• [Aim]:
Go through the listing and return every line with "semi" in it.

• [Data shown]:

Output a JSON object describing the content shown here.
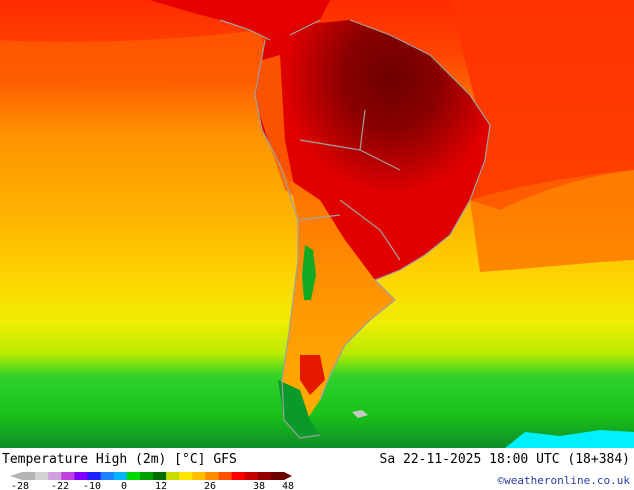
{
  "map": {
    "region": "South America",
    "colors": {
      "ocean_hot": "#ff2a00",
      "ocean_warm": "#ff8800",
      "ocean_mild": "#ffb000",
      "ocean_cool": "#ffe000",
      "ocean_cold": "#e8f000",
      "polar_green": "#1bd21b",
      "polar_green_dark": "#0a9a2a",
      "land_hottest": "#7a0000",
      "land_hot": "#b80000",
      "land_warm": "#e80000",
      "andes": "#11aa22",
      "coast": "#a0a0a0",
      "antarctic_ice": "#00f0ff"
    }
  },
  "footer": {
    "title": "Temperature High (2m) [°C] GFS",
    "datetime": "Sa 22-11-2025 18:00 UTC (18+384)",
    "credit": "©weatheronline.co.uk"
  },
  "colorbar": {
    "ticks": [
      "-28",
      "-22",
      "-10",
      "0",
      "12",
      "26",
      "38",
      "48"
    ],
    "swatches": [
      "#b4b4b4",
      "#d2d2d2",
      "#d0a0e0",
      "#c040e0",
      "#8000ff",
      "#2020ff",
      "#1e82ff",
      "#00b4ff",
      "#00dc00",
      "#00a000",
      "#006e00",
      "#c8dc00",
      "#ffe600",
      "#ffc000",
      "#ff8c00",
      "#ff5000",
      "#ff0000",
      "#c80000",
      "#960000",
      "#6e0000"
    ]
  }
}
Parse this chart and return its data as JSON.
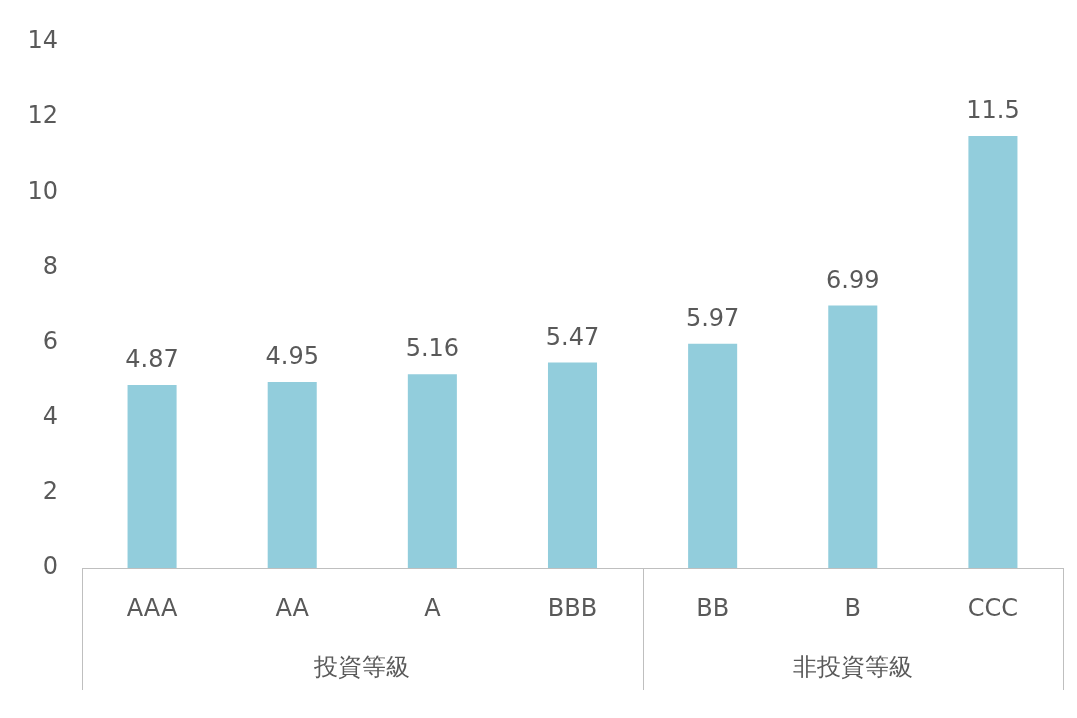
{
  "chart_data": {
    "type": "bar",
    "categories": [
      "AAA",
      "AA",
      "A",
      "BBB",
      "BB",
      "B",
      "CCC"
    ],
    "values": [
      4.87,
      4.95,
      5.16,
      5.47,
      5.97,
      6.99,
      11.5
    ],
    "color": "#92cddc",
    "ylim": [
      0,
      14
    ],
    "yticks": [
      0,
      2,
      4,
      6,
      8,
      10,
      12,
      14
    ],
    "data_labels": true,
    "annotations": [
      "投資等級",
      "非投資等級"
    ]
  }
}
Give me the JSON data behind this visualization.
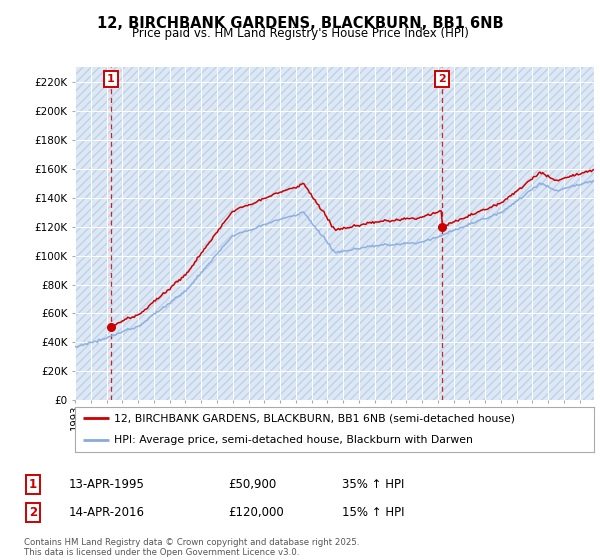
{
  "title": "12, BIRCHBANK GARDENS, BLACKBURN, BB1 6NB",
  "subtitle": "Price paid vs. HM Land Registry's House Price Index (HPI)",
  "legend_line1": "12, BIRCHBANK GARDENS, BLACKBURN, BB1 6NB (semi-detached house)",
  "legend_line2": "HPI: Average price, semi-detached house, Blackburn with Darwen",
  "footer": "Contains HM Land Registry data © Crown copyright and database right 2025.\nThis data is licensed under the Open Government Licence v3.0.",
  "sale1_date": "13-APR-1995",
  "sale1_price": "£50,900",
  "sale1_hpi": "35% ↑ HPI",
  "sale2_date": "14-APR-2016",
  "sale2_price": "£120,000",
  "sale2_hpi": "15% ↑ HPI",
  "property_color": "#cc0000",
  "hpi_color": "#88aadd",
  "grid_color": "#cccccc",
  "sale1_x": 1995.28,
  "sale2_x": 2016.28,
  "sale1_y": 50900,
  "sale2_y": 120000,
  "ylim": [
    0,
    230000
  ],
  "xlim": [
    1993.0,
    2025.9
  ]
}
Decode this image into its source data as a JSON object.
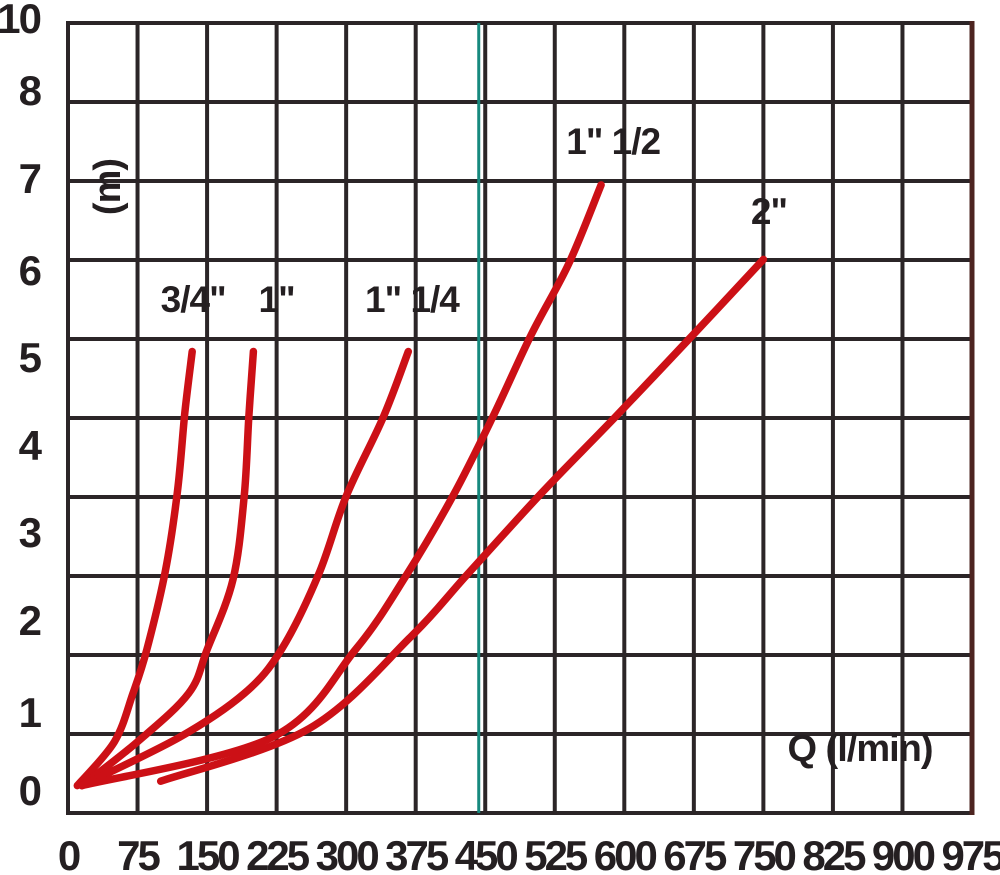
{
  "y_axis": {
    "title": "(m)",
    "ticks": [
      "10",
      "8",
      "7",
      "6",
      "5",
      "4",
      "3",
      "2",
      "1",
      "0"
    ]
  },
  "x_axis": {
    "title": "Q (l/min)",
    "ticks": [
      "0",
      "75",
      "150",
      "225",
      "300",
      "375",
      "450",
      "525",
      "600",
      "675",
      "750",
      "825",
      "900",
      "975"
    ]
  },
  "colors": {
    "background": "#ffffff",
    "grid": "#2b2527",
    "curve_red": "#cc1016",
    "teal_reference_line": "#17897e",
    "right_border_maroon": "#4d2420",
    "text": "#241f21"
  },
  "chart_data": {
    "type": "line",
    "title": "",
    "xlabel": "Q (l/min)",
    "ylabel": "(m)",
    "x_range": [
      0,
      975
    ],
    "y_range": [
      0,
      10
    ],
    "x_tick_step": 75,
    "grid": true,
    "legend_position": "inline-labels",
    "series": [
      {
        "name": "3/4\"",
        "slug": "3-4in",
        "label_pos": [
          135,
          5.6
        ],
        "points": [
          [
            10,
            0.05
          ],
          [
            50,
            0.55
          ],
          [
            70,
            1.1
          ],
          [
            85,
            1.6
          ],
          [
            105,
            2.5
          ],
          [
            118,
            3.4
          ],
          [
            126,
            4.3
          ],
          [
            134,
            5.0
          ]
        ]
      },
      {
        "name": "1\"",
        "slug": "1in",
        "label_pos": [
          225,
          5.6
        ],
        "points": [
          [
            15,
            0.05
          ],
          [
            75,
            0.55
          ],
          [
            130,
            1.1
          ],
          [
            150,
            1.6
          ],
          [
            178,
            2.4
          ],
          [
            190,
            3.35
          ],
          [
            195,
            4.25
          ],
          [
            200,
            5.0
          ]
        ]
      },
      {
        "name": "1\" 1/4",
        "slug": "1-1-4in",
        "label_pos": [
          371,
          5.6
        ],
        "points": [
          [
            15,
            0.05
          ],
          [
            120,
            0.6
          ],
          [
            190,
            1.1
          ],
          [
            230,
            1.6
          ],
          [
            270,
            2.45
          ],
          [
            300,
            3.35
          ],
          [
            340,
            4.25
          ],
          [
            367,
            5.0
          ]
        ]
      },
      {
        "name": "1\" 1/2",
        "slug": "1-1-2in",
        "label_pos": [
          588,
          7.4
        ],
        "points": [
          [
            15,
            0.05
          ],
          [
            220,
            0.6
          ],
          [
            310,
            1.6
          ],
          [
            365,
            2.45
          ],
          [
            415,
            3.35
          ],
          [
            458,
            4.25
          ],
          [
            500,
            5.2
          ],
          [
            540,
            6.0
          ],
          [
            575,
            6.9
          ]
        ]
      },
      {
        "name": "2\"",
        "slug": "2in",
        "label_pos": [
          756,
          6.6
        ],
        "points": [
          [
            100,
            0.1
          ],
          [
            260,
            0.7
          ],
          [
            370,
            1.75
          ],
          [
            430,
            2.45
          ],
          [
            512,
            3.4
          ],
          [
            590,
            4.25
          ],
          [
            675,
            5.2
          ],
          [
            750,
            6.05
          ]
        ]
      }
    ],
    "annotations": {
      "vertical_teal_line_x": 443
    }
  }
}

• [Answer for this exercise]:
  "legend_line1": "12, BIRCHBANK GARDENS, BLACKBURN, BB1 6NB (semi-detached house)",
  "legend_line2": "HPI: Average price, semi-detached house, Blackburn with Darwen",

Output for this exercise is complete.